The input »
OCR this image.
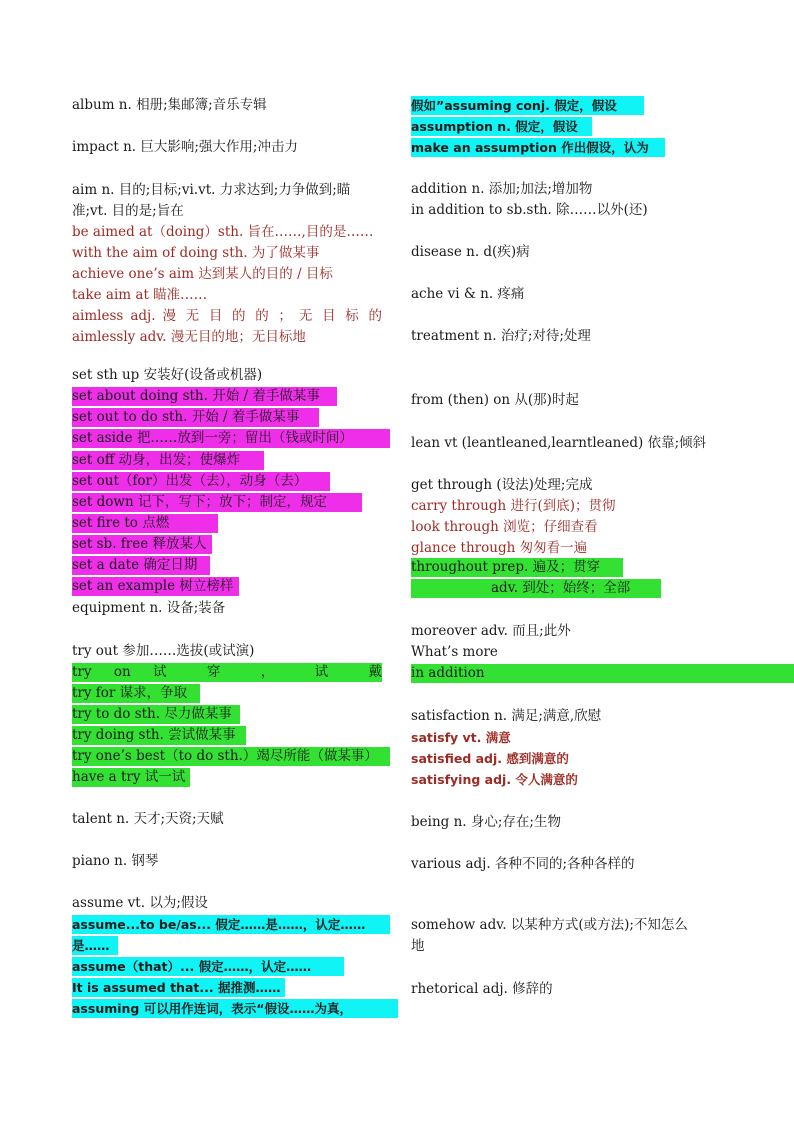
album n. 相册;集邮簿;音乐专辑
impact n. 巨大影响;强大作用;冲击力
aim n. 目的;目标;vi.vt. 力求达到;力争做到;瞄
准;vt. 目的是;旨在
be aimed at（doing）sth. 旨在……,目的是……
with the aim of doing sth. 为了做某事
achieve one’s aim 达到某人的目的 / 目标
take aim at 瞄准……
aimless adj. 漫 无 目 的 的 ； 无 目 标 的
aimlessly adv. 漫无目的地；无目标地
set sth up 安装好(设备或机器)
set about doing sth. 开始 / 着手做某事
set out to do sth. 开始 / 着手做某事
set aside 把……放到一旁；留出（钱或时间）
set off 动身，出发；使爆炸
set out（for）出发（去），动身（去）
set down 记下，写下；放下；制定，规定
set fire to 点燃
set sb. free 释放某人
set a date 确定日期
set an example 树立榜样
equipment n. 设备;装备
try out 参加……选拔(或试演)
try on 试 穿 ， 试 戴
try for 谋求，争取
try to do sth. 尽力做某事
try doing sth. 尝试做某事
try one’s best（to do sth.）竭尽所能（做某事）
have a try 试一试
talent n. 天才;天资;天赋
piano n. 钢琴
assume vt. 以为;假设
assume...to be/as... 假定……是……，认定……
是……
assume（that）... 假定……，认定……
It is assumed that... 据推测……
assuming 可以用作连词，表示“假设……为真，
假如”assuming conj. 假定，假设
assumption n. 假定，假设
make an assumption 作出假设，认为
addition n. 添加;加法;增加物
in addition to sb.sth. 除……以外(还)
disease n. d(疾)病
ache vi & n. 疼痛
treatment n. 治疗;对待;处理
from (then) on 从(那)时起
lean vt (leantleaned,learntleaned) 依靠;倾斜
get through (设法)处理;完成
carry through 进行(到底)；贯彻
look through 浏览；仔细查看
glance through 匆匆看一遍
throughout prep. 遍及；贯穿
adv. 到处；始终；全部
moreover adv. 而且;此外
What’s more
in addition
satisfaction n. 满足;满意,欣慰
satisfy vt. 满意
satisfied adj. 感到满意的
satisfying adj. 令人满意的
being n. 身心;存在;生物
various adj. 各种不同的;各种各样的
somehow adv. 以某种方式(或方法);不知怎么
地
rhetorical adj. 修辞的
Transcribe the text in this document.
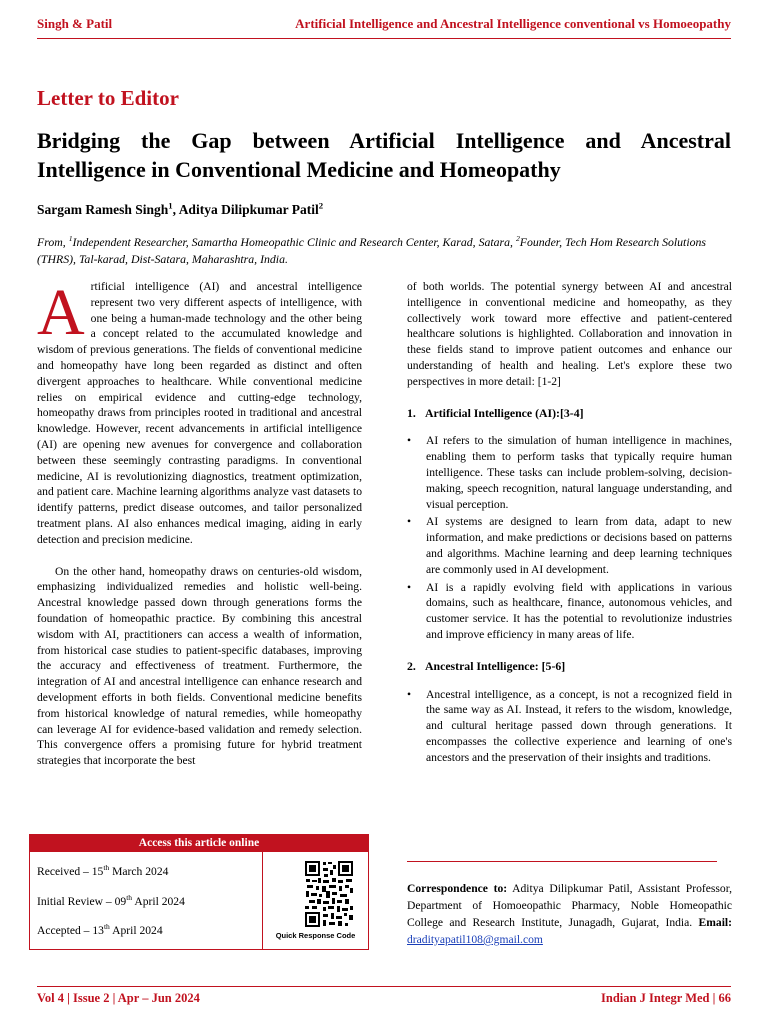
Singh & Patil	Artificial Intelligence and Ancestral Intelligence conventional vs Homoeopathy
Letter to Editor
Bridging the Gap between Artificial Intelligence and Ancestral Intelligence in Conventional Medicine and Homeopathy
Sargam Ramesh Singh$^1$, Aditya Dilipkumar Patil$^2$
From, $^1$Independent Researcher, Samartha Homeopathic Clinic and Research Center, Karad, Satara, $^2$Founder, Tech Hom Research Solutions (THRS), Tal-karad, Dist-Satara, Maharashtra, India.

Artificial intelligence (AI) and ancestral intelligence represent two very different aspects of intelligence, with one being a human-made technology and the other being a concept related to the accumulated knowledge and wisdom of previous generations. The fields of conventional medicine and homeopathy have long been regarded as distinct and often divergent approaches to healthcare. While conventional medicine relies on empirical evidence and cutting-edge technology, homeopathy draws from principles rooted in traditional and ancestral knowledge. However, recent advancements in artificial intelligence (AI) are opening new avenues for convergence and collaboration between these seemingly contrasting paradigms. In conventional medicine, AI is revolutionizing diagnostics, treatment optimization, and patient care. Machine learning algorithms analyze vast datasets to identify patterns, predict disease outcomes, and tailor personalized treatment plans. AI also enhances medical imaging, aiding in early detection and precision medicine.

On the other hand, homeopathy draws on centuries-old wisdom, emphasizing individualized remedies and holistic well-being. Ancestral knowledge passed down through generations forms the foundation of homeopathic practice. By combining this ancestral wisdom with AI, practitioners can access a wealth of information, from historical case studies to patient-specific databases, improving the accuracy and effectiveness of treatment. Furthermore, the integration of AI and ancestral intelligence can enhance research and development efforts in both fields. Conventional medicine benefits from historical knowledge of natural remedies, while homeopathy can leverage AI for evidence-based validation and remedy selection. This convergence offers a promising future for hybrid treatment strategies that incorporate the best

of both worlds. The potential synergy between AI and ancestral intelligence in conventional medicine and homeopathy, as they collectively work toward more effective and patient-centered healthcare solutions is highlighted. Collaboration and innovation in these fields stand to improve patient outcomes and enhance our understanding of health and healing. Let's explore these two perspectives in more detail: [1-2]

1. Artificial Intelligence (AI):[3-4]
• AI refers to the simulation of human intelligence in machines, enabling them to perform tasks that typically require human intelligence. These tasks can include problem-solving, decision-making, speech recognition, natural language understanding, and visual perception.
• AI systems are designed to learn from data, adapt to new information, and make predictions or decisions based on patterns and algorithms. Machine learning and deep learning techniques are commonly used in AI development.
• AI is a rapidly evolving field with applications in various domains, such as healthcare, finance, autonomous vehicles, and customer service. It has the potential to revolutionize industries and improve efficiency in many areas of life.
2. Ancestral Intelligence: [5-6]
• Ancestral intelligence, as a concept, is not a recognized field in the same way as AI. Instead, it refers to the wisdom, knowledge, and cultural heritage passed down through generations. It encompasses the collective experience and learning of one's ancestors and the preservation of their insights and traditions.
Correspondence to: Aditya Dilipkumar Patil, Assistant Professor, Department of Homoeopathic Pharmacy, Noble Homeopathic College and Research Institute, Junagadh, Gujarat, India. Email: dradityapatil108@gmail.com
Access this article online
Received – 15th March 2024
Initial Review – 09th April 2024
Accepted – 13th April 2024	Quick Response Code
Vol 4 | Issue 2 | Apr – Jun 2024	Indian J Integr Med | 66
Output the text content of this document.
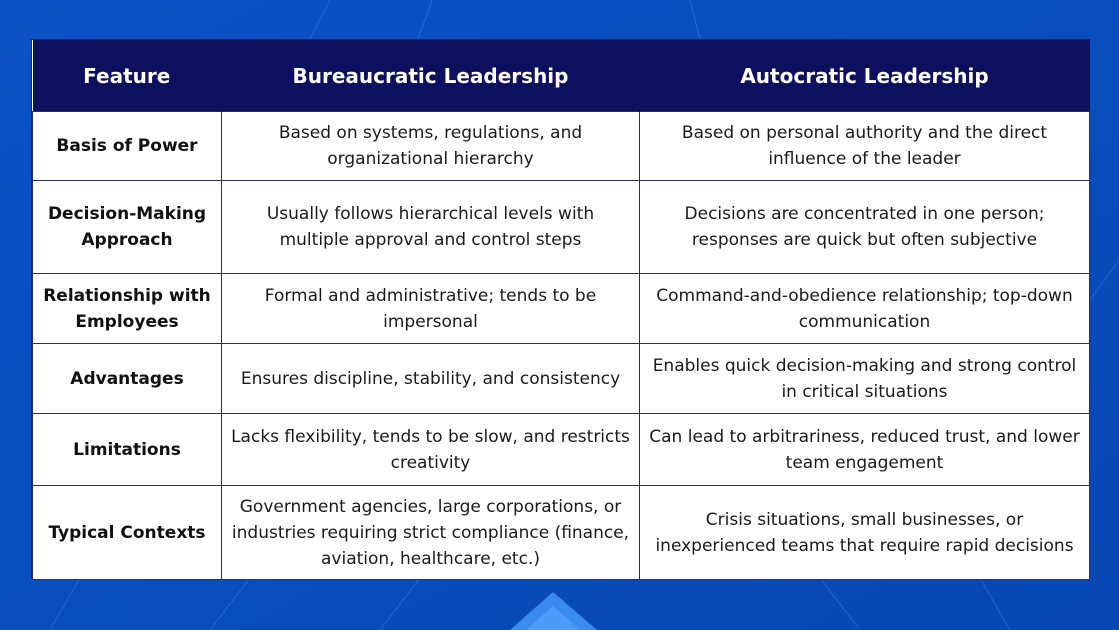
Feature	Bureaucratic Leadership	Autocratic Leadership
Basis of Power	Based on systems, regulations, and organizational hierarchy	Based on personal authority and the direct influence of the leader
Decision-Making Approach	Usually follows hierarchical levels with multiple approval and control steps	Decisions are concentrated in one person; responses are quick but often subjective
Relationship with Employees	Formal and administrative; tends to be impersonal	Command-and-obedience relationship; top-down communication
Advantages	Ensures discipline, stability, and consistency	Enables quick decision-making and strong control in critical situations
Limitations	Lacks flexibility, tends to be slow, and restricts creativity	Can lead to arbitrariness, reduced trust, and lower team engagement
Typical Contexts	Government agencies, large corporations, or industries requiring strict compliance (finance, aviation, healthcare, etc.)	Crisis situations, small businesses, or inexperienced teams that require rapid decisions
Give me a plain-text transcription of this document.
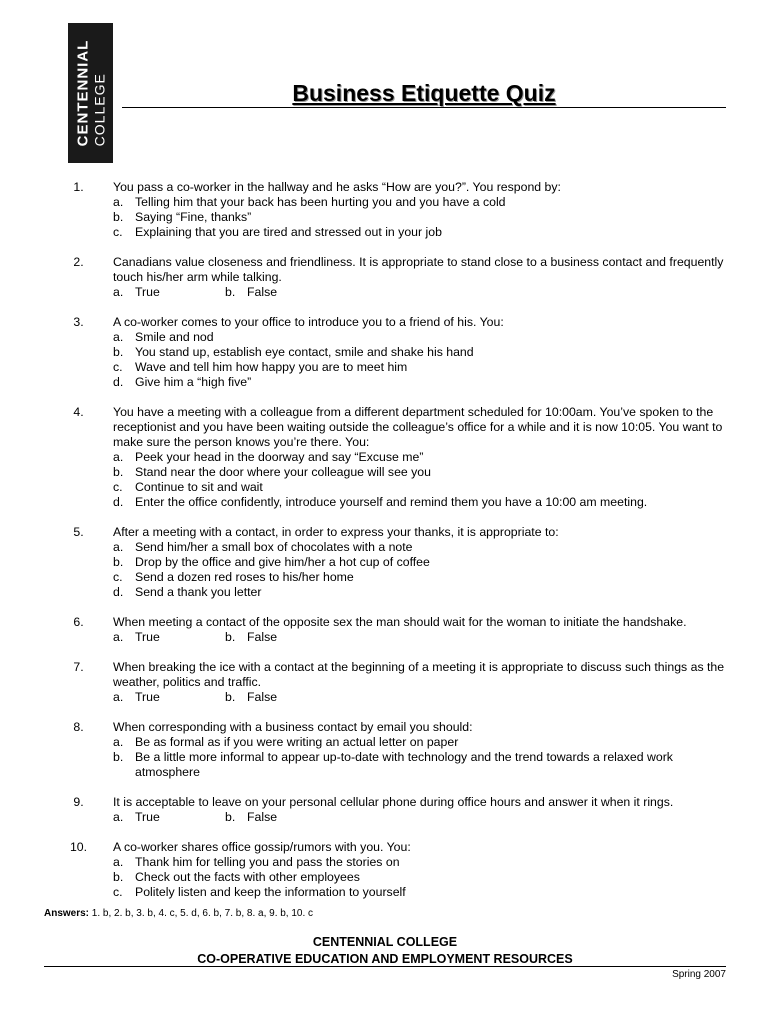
CENTENNIAL COLLEGE	Business Etiquette Quiz
1.	You pass a co-worker in the hallway and he asks “How are you?”. You respond by:
a. Telling him that your back has been hurting you and you have a cold
b. Saying “Fine, thanks”
c.	Explaining that you are tired and stressed out in your job
2.	Canadians value closeness and friendliness. It is appropriate to stand close to a business contact and frequently touch his/her arm while talking.
a. True	b. False
3.	A co-worker comes to your office to introduce you to a friend of his. You:
a. Smile and nod
b. You stand up, establish eye contact, smile and shake his hand
c.	Wave and tell him how happy you are to meet him
d. Give him a “high five”
4.	You have a meeting with a colleague from a different department scheduled for 10:00am. You’ve spoken to the receptionist and you have been waiting outside the colleague’s office for a while and it is now 10:05. You want to make sure the person knows you’re there. You:
a. Peek your head in the doorway and say “Excuse me”
b. Stand near the door where your colleague will see you
c.	Continue to sit and wait
d. Enter the office confidently, introduce yourself and remind them you have a 10:00 am meeting.
5.	After a meeting with a contact, in order to express your thanks, it is appropriate to:
a. Send him/her a small box of chocolates with a note
b. Drop by the office and give him/her a hot cup of coffee
c.	Send a dozen red roses to his/her home
d. Send a thank you letter
6.	When meeting a contact of the opposite sex the man should wait for the woman to initiate the handshake.
a. True	b. False
7.	When breaking the ice with a contact at the beginning of a meeting it is appropriate to discuss such things as the weather, politics and traffic.
a. True	b. False
8.	When corresponding with a business contact by email you should:
a. Be as formal as if you were writing an actual letter on paper
b. Be a little more informal to appear up-to-date with technology and the trend towards a relaxed work atmosphere
9.	It is acceptable to leave on your personal cellular phone during office hours and answer it when it rings.
a. True	b. False
10.	A co-worker shares office gossip/rumors with you. You:
a. Thank him for telling you and pass the stories on
b. Check out the facts with other employees
c.	Politely listen and keep the information to yourself
Answers: 1. b, 2. b, 3. b, 4. c, 5. d, 6. b, 7. b, 8. a, 9. b, 10. c
CENTENNIAL COLLEGE
CO-OPERATIVE EDUCATION AND EMPLOYMENT RESOURCES
Spring 2007
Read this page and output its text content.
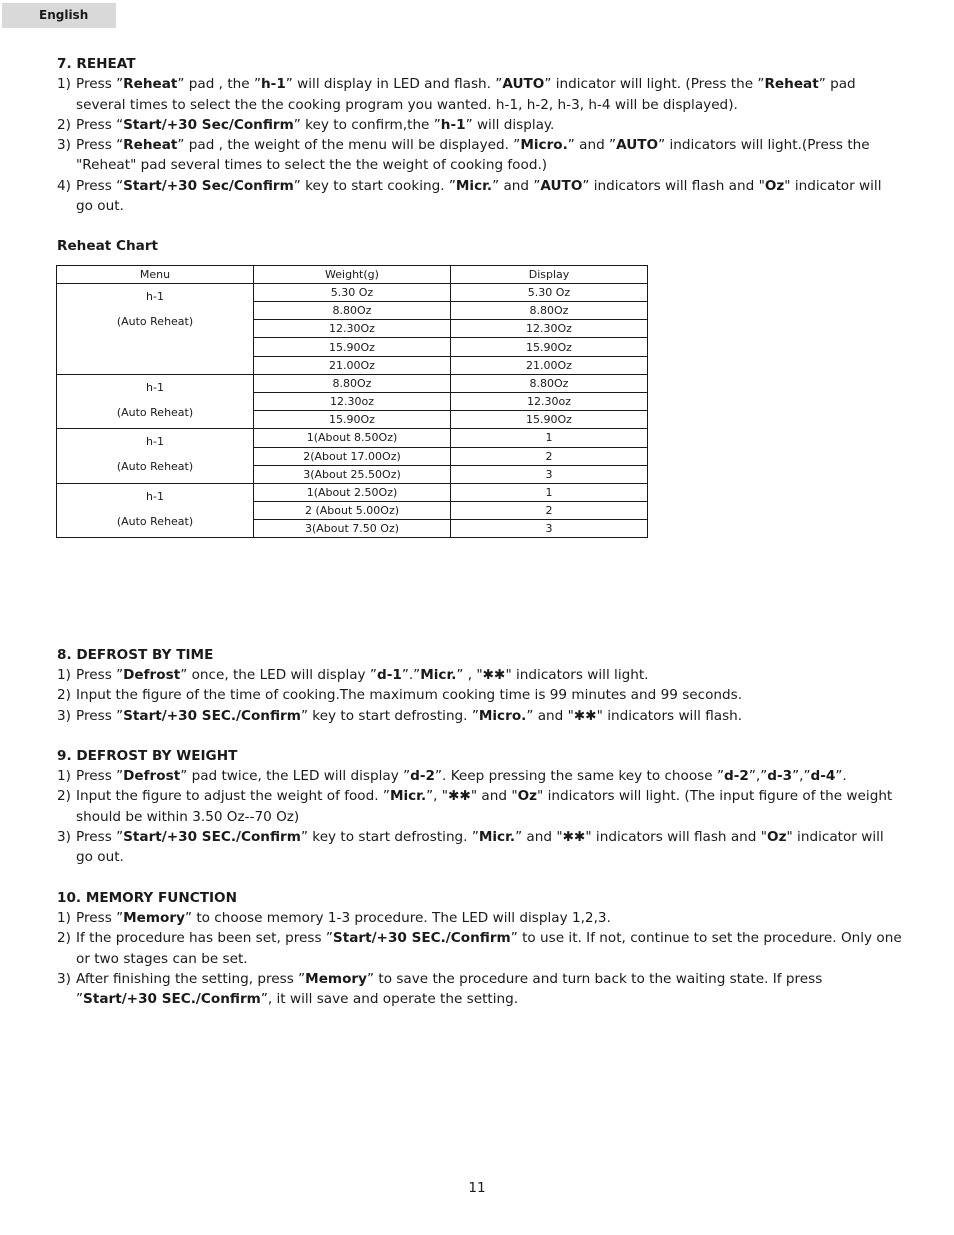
English
7. REHEAT
1) Press ”Reheat” pad , the ”h-1” will display in LED and flash. ”AUTO” indicator will light. (Press the ”Reheat” pad several times to select the the cooking program you wanted. h-1, h-2, h-3, h-4 will be displayed).
2) Press “Start/+30 Sec/Confirm” key to confirm,the ”h-1” will display.
3) Press “Reheat” pad , the weight of the menu will be displayed. ”Micro.” and ”AUTO” indicators will light.(Press the "Reheat" pad several times to select the the weight of cooking food.)
4) Press “Start/+30 Sec/Confirm” key to start cooking. ”Micr.” and ”AUTO” indicators will flash and "Oz" indicator will go out.
Reheat Chart
8. DEFROST BY TIME
1) Press ”Defrost” once, the LED will display ”d-1”.”Micr.” , "✱✱" indicators will light.
2) Input the figure of the time of cooking.The maximum cooking time is 99 minutes and 99 seconds.
3) Press ”Start/+30 SEC./Confirm” key to start defrosting. ”Micro.” and "✱✱" indicators will flash.
9. DEFROST BY WEIGHT
1) Press ”Defrost” pad twice, the LED will display ”d-2”. Keep pressing the same key to choose ”d-2”,”d-3”,”d-4”.
2) Input the figure to adjust the weight of food. ”Micr.”, "✱✱" and "Oz" indicators will light. (The input figure of the weight should be within 3.50 Oz--70 Oz)
3) Press ”Start/+30 SEC./Confirm” key to start defrosting. ”Micr.” and "✱✱" indicators will flash and "Oz" indicator will go out.
10. MEMORY FUNCTION
1) Press ”Memory” to choose memory 1-3 procedure. The LED will display 1,2,3.
2) If the procedure has been set, press ”Start/+30 SEC./Confirm” to use it. If not, continue to set the procedure. Only one or two stages can be set.
3) After finishing the setting, press ”Memory” to save the procedure and turn back to the waiting state. If press ”Start/+30 SEC./Confirm”, it will save and operate the setting.
Menu	Weight(g)	Display

h-1
(Auto Reheat)	5.30 Oz	5.30 Oz
	8.80Oz	8.80Oz
	12.30Oz	12.30Oz
	15.90Oz	15.90Oz
	21.00Oz	21.00Oz

h-1
(Auto Reheat)	8.80Oz	8.80Oz
	12.30oz	12.30oz
	15.90Oz	15.90Oz

h-1
(Auto Reheat)	1(About 8.50Oz)	1
	2(About 17.00Oz)	2
	3(About 25.50Oz)	3

h-1
(Auto Reheat)	1(About 2.50Oz)	1
	2 (About 5.00Oz)	2
	3(About 7.50 Oz)	3
11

To be done » Pick out lines containing the word "should", each one as written.

Exercise solution »
6.	When meeting a contact of the opposite sex the man should wait for the woman to initiate the handshake.
8.	When corresponding with a business contact by email you should:
2) Input the figure to adjust the weight of food. ”Micr.”, "✱✱" and "Oz" indicators will light. (The input figure of the weight should be within 3.50 Oz--70 Oz)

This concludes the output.